§ Stated goal
Note how many lines include the word "programming", and give that number by itself.

::::

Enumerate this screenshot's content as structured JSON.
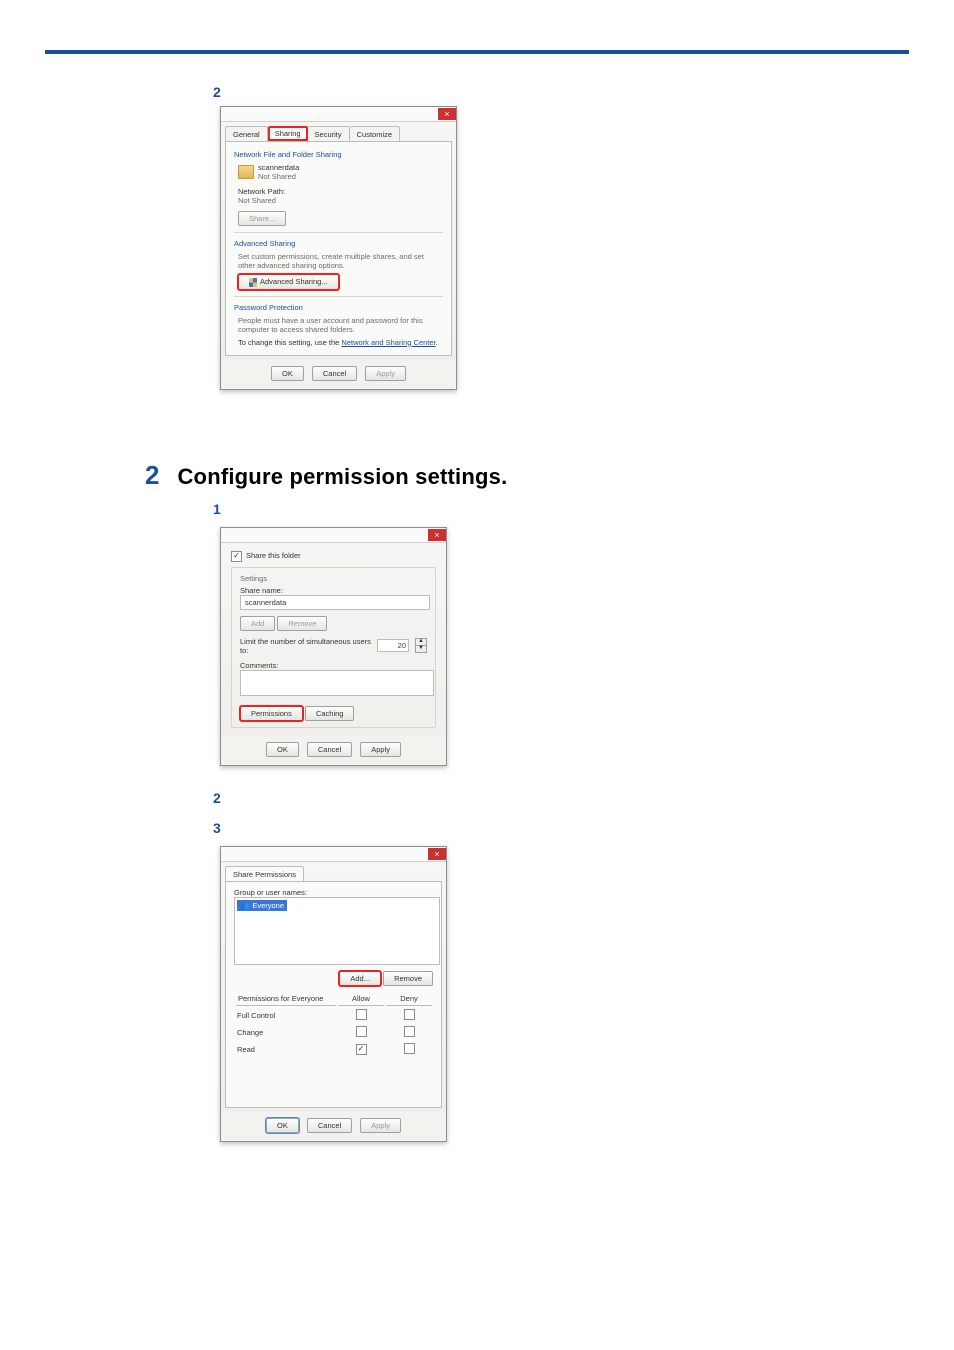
{
  "step_marker_2": "2",
  "heading_num": "2",
  "heading_text": "Configure permission settings.",
  "sub1": "1",
  "sub2": "2",
  "sub3": "3",
  "d1": {
    "tabs": {
      "general": "General",
      "sharing": "Sharing",
      "security": "Security",
      "customize": "Customize"
    },
    "net_title": "Network File and Folder Sharing",
    "folder_name": "scannerdata",
    "folder_status": "Not Shared",
    "net_path_label": "Network Path:",
    "net_path_value": "Not Shared",
    "share_btn": "Share...",
    "adv_title": "Advanced Sharing",
    "adv_desc": "Set custom permissions, create multiple shares, and set other advanced sharing options.",
    "adv_btn": "Advanced Sharing...",
    "pw_title": "Password Protection",
    "pw_desc": "People must have a user account and password for this computer to access shared folders.",
    "pw_change": "To change this setting, use the ",
    "pw_link": "Network and Sharing Center",
    "ok": "OK",
    "cancel": "Cancel",
    "apply": "Apply"
  },
  "d2": {
    "share_chk": "Share this folder",
    "settings": "Settings",
    "share_name_label": "Share name:",
    "share_name_value": "scannerdata",
    "add": "Add",
    "remove": "Remove",
    "limit_label": "Limit the number of simultaneous users to:",
    "limit_value": "20",
    "comments": "Comments:",
    "permissions": "Permissions",
    "caching": "Caching",
    "ok": "OK",
    "cancel": "Cancel",
    "apply": "Apply"
  },
  "d3": {
    "tab": "Share Permissions",
    "group_label": "Group or user names:",
    "everyone": "Everyone",
    "add": "Add...",
    "remove": "Remove",
    "perm_for": "Permissions for Everyone",
    "allow": "Allow",
    "deny": "Deny",
    "rows": {
      "full": "Full Control",
      "change": "Change",
      "read": "Read"
    },
    "ok": "OK",
    "cancel": "Cancel",
    "apply": "Apply"
  }
}
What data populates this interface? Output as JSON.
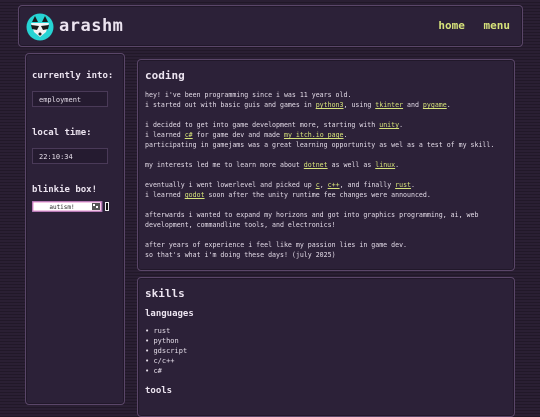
{
  "header": {
    "title": "arashm",
    "nav": {
      "home": "home",
      "menu": "menu"
    }
  },
  "sidebar": {
    "currently_into_label": "currently into:",
    "currently_into_value": "employment",
    "local_time_label": "local time:",
    "local_time_value": "22:10:34",
    "blinkie_label": "blinkie box!",
    "blinkie_text": "autism!"
  },
  "coding": {
    "title": "coding",
    "lines": [
      [
        {
          "t": "hey! i've been programming since i was 11 years old."
        }
      ],
      [
        {
          "t": "i started out with basic guis and games in "
        },
        {
          "t": "python3",
          "l": 1
        },
        {
          "t": ", using "
        },
        {
          "t": "tkinter",
          "l": 1
        },
        {
          "t": " and "
        },
        {
          "t": "pygame",
          "l": 1
        },
        {
          "t": "."
        }
      ],
      [
        {
          "t": ""
        }
      ],
      [
        {
          "t": "i decided to get into game development more, starting with "
        },
        {
          "t": "unity",
          "l": 1
        },
        {
          "t": "."
        }
      ],
      [
        {
          "t": "i learned "
        },
        {
          "t": "c#",
          "l": 1
        },
        {
          "t": " for game dev and made "
        },
        {
          "t": "my itch.io page",
          "l": 1
        },
        {
          "t": "."
        }
      ],
      [
        {
          "t": "participating in gamejams was a great learning opportunity as wel as a test of my skill."
        }
      ],
      [
        {
          "t": ""
        }
      ],
      [
        {
          "t": "my interests led me to learn more about "
        },
        {
          "t": "dotnet",
          "l": 1
        },
        {
          "t": " as well as "
        },
        {
          "t": "linux",
          "l": 1
        },
        {
          "t": "."
        }
      ],
      [
        {
          "t": ""
        }
      ],
      [
        {
          "t": "eventually i went lowerlevel and picked up "
        },
        {
          "t": "c",
          "l": 1
        },
        {
          "t": ", "
        },
        {
          "t": "c++",
          "l": 1
        },
        {
          "t": ", and finally "
        },
        {
          "t": "rust",
          "l": 1
        },
        {
          "t": "."
        }
      ],
      [
        {
          "t": "i learned "
        },
        {
          "t": "godot",
          "l": 1
        },
        {
          "t": " soon after the unity runtime fee changes were announced."
        }
      ],
      [
        {
          "t": ""
        }
      ],
      [
        {
          "t": "afterwards i wanted to expand my horizons and got into graphics programming, ai, web"
        }
      ],
      [
        {
          "t": "development, commandline tools, and electronics!"
        }
      ],
      [
        {
          "t": ""
        }
      ],
      [
        {
          "t": "after years of experience i feel like my passion lies in game dev."
        }
      ],
      [
        {
          "t": "so that's what i'm doing these days! (july 2025)"
        }
      ]
    ]
  },
  "skills": {
    "title": "skills",
    "languages_label": "languages",
    "languages": [
      "rust",
      "python",
      "gdscript",
      "c/c++",
      "c#"
    ],
    "tools_label": "tools"
  },
  "colors": {
    "link": "#d7e37a",
    "background": "#2a1f33",
    "panel": "#2c2138",
    "border": "#5a4668"
  },
  "icons": [
    "raccoon-logo-icon"
  ]
}
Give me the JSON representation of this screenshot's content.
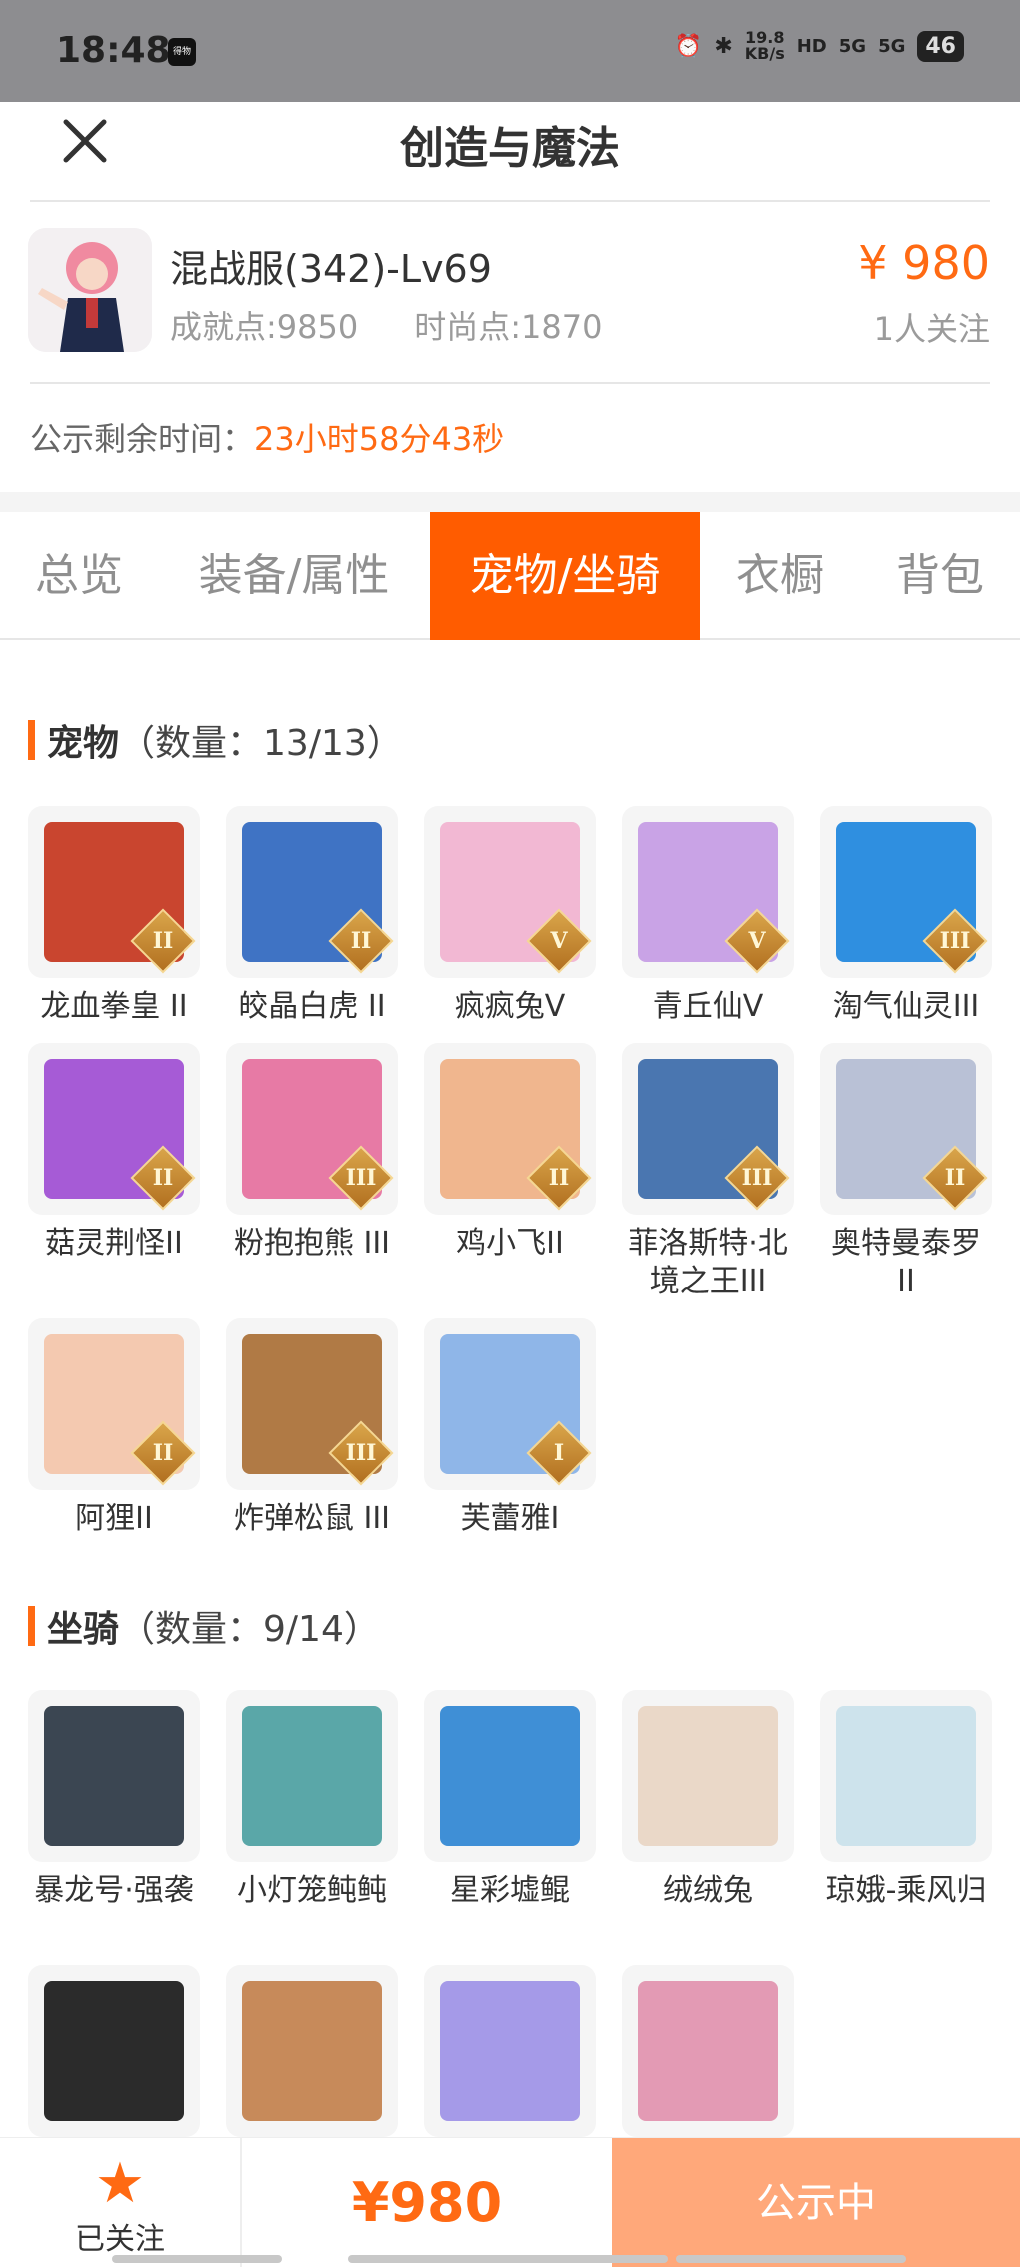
{
  "status_bar": {
    "time": "18:48",
    "app_icon_label": "得物",
    "net_speed": "19.8",
    "net_unit": "KB/s",
    "hd": "HD",
    "sig1": "5G",
    "sig2": "5G",
    "battery": "46"
  },
  "header": {
    "title": "创造与魔法"
  },
  "item": {
    "name": "混战服(342)-Lv69",
    "achievement": "成就点:9850",
    "fashion": "时尚点:1870",
    "price": "¥ 980",
    "followers": "1人关注"
  },
  "countdown": {
    "label": "公示剩余时间：",
    "value": "23小时58分43秒"
  },
  "tabs": [
    {
      "label": "总览",
      "active": false
    },
    {
      "label": "装备/属性",
      "active": false
    },
    {
      "label": "宠物/坐骑",
      "active": true
    },
    {
      "label": "衣橱",
      "active": false
    },
    {
      "label": "背包",
      "active": false
    }
  ],
  "pets": {
    "title": "宠物",
    "count": "（数量：13/13）",
    "items": [
      {
        "name": "龙血拳皇 II",
        "badge": "II",
        "color": "#c9452f"
      },
      {
        "name": "皎晶白虎 II",
        "badge": "II",
        "color": "#3f73c4"
      },
      {
        "name": "疯疯兔V",
        "badge": "V",
        "color": "#f2b8d3"
      },
      {
        "name": "青丘仙V",
        "badge": "V",
        "color": "#c9a3e6"
      },
      {
        "name": "淘气仙灵III",
        "badge": "III",
        "color": "#2f8fe0"
      },
      {
        "name": "菇灵荆怪II",
        "badge": "II",
        "color": "#a65bd6"
      },
      {
        "name": "粉抱抱熊 III",
        "badge": "III",
        "color": "#e77aa5"
      },
      {
        "name": "鸡小飞II",
        "badge": "II",
        "color": "#f0b68e"
      },
      {
        "name": "菲洛斯特·北境之王III",
        "badge": "III",
        "color": "#4a76b0"
      },
      {
        "name": "奥特曼泰罗 II",
        "badge": "II",
        "color": "#b9c1d6"
      },
      {
        "name": "阿狸II",
        "badge": "II",
        "color": "#f4c9b0"
      },
      {
        "name": "炸弹松鼠 III",
        "badge": "III",
        "color": "#b07a45"
      },
      {
        "name": "芙蕾雅I",
        "badge": "I",
        "color": "#8fb6e8"
      }
    ]
  },
  "mounts": {
    "title": "坐骑",
    "count": "（数量：9/14）",
    "items": [
      {
        "name": "暴龙号·强袭",
        "color": "#3b4652"
      },
      {
        "name": "小灯笼鲀鲀",
        "color": "#5aa7a8"
      },
      {
        "name": "星彩墟鲲",
        "color": "#3f8fd6"
      },
      {
        "name": "绒绒兔",
        "color": "#ead8c8"
      },
      {
        "name": "琼娥-乘风归",
        "color": "#cde3ec"
      },
      {
        "name": "",
        "color": "#2b2b2b"
      },
      {
        "name": "",
        "color": "#c78a5a"
      },
      {
        "name": "",
        "color": "#a59ae8"
      },
      {
        "name": "",
        "color": "#e39ab4"
      }
    ]
  },
  "bottom": {
    "follow_icon": "★",
    "follow_label": "已关注",
    "price": "¥980",
    "status": "公示中"
  }
}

::::

§ The answer
2